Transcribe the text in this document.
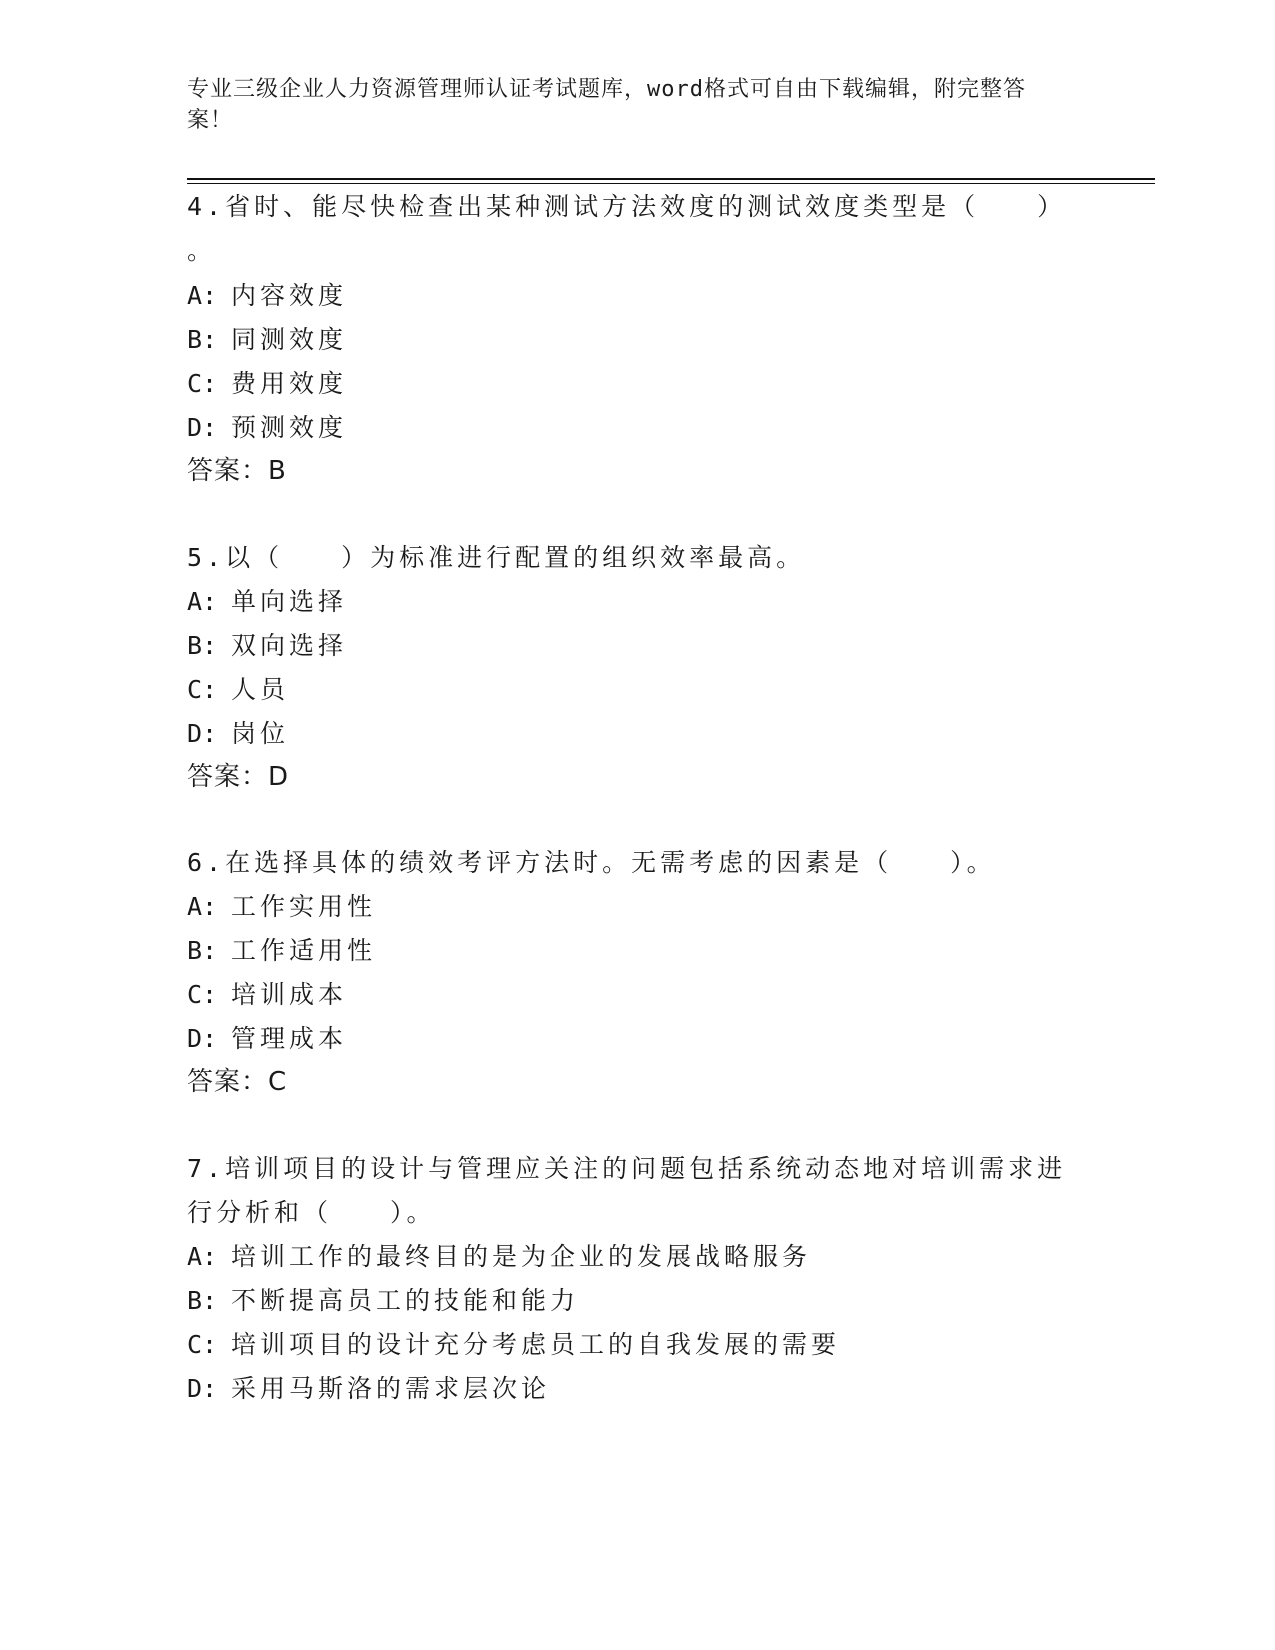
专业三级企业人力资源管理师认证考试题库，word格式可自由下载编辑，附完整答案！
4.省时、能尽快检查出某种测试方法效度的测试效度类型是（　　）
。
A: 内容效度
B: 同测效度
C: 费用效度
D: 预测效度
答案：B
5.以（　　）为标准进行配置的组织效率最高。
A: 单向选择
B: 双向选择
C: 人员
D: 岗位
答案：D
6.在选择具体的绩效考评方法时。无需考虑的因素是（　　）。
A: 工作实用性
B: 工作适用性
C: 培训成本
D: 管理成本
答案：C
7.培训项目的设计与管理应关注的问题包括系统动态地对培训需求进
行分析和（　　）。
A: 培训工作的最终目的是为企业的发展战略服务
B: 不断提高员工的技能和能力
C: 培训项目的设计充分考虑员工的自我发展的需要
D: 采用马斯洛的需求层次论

####

### Description of the task
Restate the entire listing word for word, excluding pictures.

### The solution
Transcribe the text in this document.
专业三级企业人力资源管理师认证考试题库，word格式可自由下载编辑，附完整答案！
4.省时、能尽快检查出某种测试方法效度的测试效度类型是（　　）
。
A: 内容效度
B: 同测效度
C: 费用效度
D: 预测效度
答案：B
5.以（　　）为标准进行配置的组织效率最高。
A: 单向选择
B: 双向选择
C: 人员
D: 岗位
答案：D
6.在选择具体的绩效考评方法时。无需考虑的因素是（　　）。
A: 工作实用性
B: 工作适用性
C: 培训成本
D: 管理成本
答案：C
7.培训项目的设计与管理应关注的问题包括系统动态地对培训需求进
行分析和（　　）。
A: 培训工作的最终目的是为企业的发展战略服务
B: 不断提高员工的技能和能力
C: 培训项目的设计充分考虑员工的自我发展的需要
D: 采用马斯洛的需求层次论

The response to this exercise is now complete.